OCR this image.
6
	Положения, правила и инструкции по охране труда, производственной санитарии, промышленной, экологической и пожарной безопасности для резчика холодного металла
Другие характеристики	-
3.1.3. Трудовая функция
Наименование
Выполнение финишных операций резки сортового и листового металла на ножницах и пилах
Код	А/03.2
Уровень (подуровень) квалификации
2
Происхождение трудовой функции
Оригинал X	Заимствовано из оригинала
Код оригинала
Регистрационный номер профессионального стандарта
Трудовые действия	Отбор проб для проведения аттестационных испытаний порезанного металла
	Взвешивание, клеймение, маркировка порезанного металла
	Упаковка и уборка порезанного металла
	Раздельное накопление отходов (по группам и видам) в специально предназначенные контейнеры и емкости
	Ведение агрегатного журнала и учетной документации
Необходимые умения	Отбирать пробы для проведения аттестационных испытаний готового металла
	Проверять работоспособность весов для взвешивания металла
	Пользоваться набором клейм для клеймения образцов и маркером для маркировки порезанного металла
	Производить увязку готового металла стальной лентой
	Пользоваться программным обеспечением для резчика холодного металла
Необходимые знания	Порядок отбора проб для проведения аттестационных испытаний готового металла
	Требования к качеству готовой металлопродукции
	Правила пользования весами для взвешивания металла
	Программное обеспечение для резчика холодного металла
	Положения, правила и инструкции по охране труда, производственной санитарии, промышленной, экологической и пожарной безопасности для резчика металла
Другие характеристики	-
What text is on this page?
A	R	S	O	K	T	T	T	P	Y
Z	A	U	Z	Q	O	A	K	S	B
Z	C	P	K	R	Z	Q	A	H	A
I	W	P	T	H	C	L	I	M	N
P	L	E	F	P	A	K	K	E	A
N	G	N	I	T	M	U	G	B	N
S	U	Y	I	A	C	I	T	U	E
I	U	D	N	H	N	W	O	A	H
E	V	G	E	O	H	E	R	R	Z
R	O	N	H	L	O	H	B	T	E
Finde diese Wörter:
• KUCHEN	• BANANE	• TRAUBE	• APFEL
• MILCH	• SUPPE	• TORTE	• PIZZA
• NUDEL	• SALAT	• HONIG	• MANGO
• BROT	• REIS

★ ★ ★ ★

> _EXERCISE PROMPT_
Which lines of the material contain the string "промышленной"? List each of them.

> _WRITTEN SOLUTION_
	Положения, правила и инструкции по охране труда, производственной санитарии, промышленной, экологической и пожарной безопасности для резчика холодного металла
	Положения, правила и инструкции по охране труда, производственной санитарии, промышленной, экологической и пожарной безопасности для резчика металла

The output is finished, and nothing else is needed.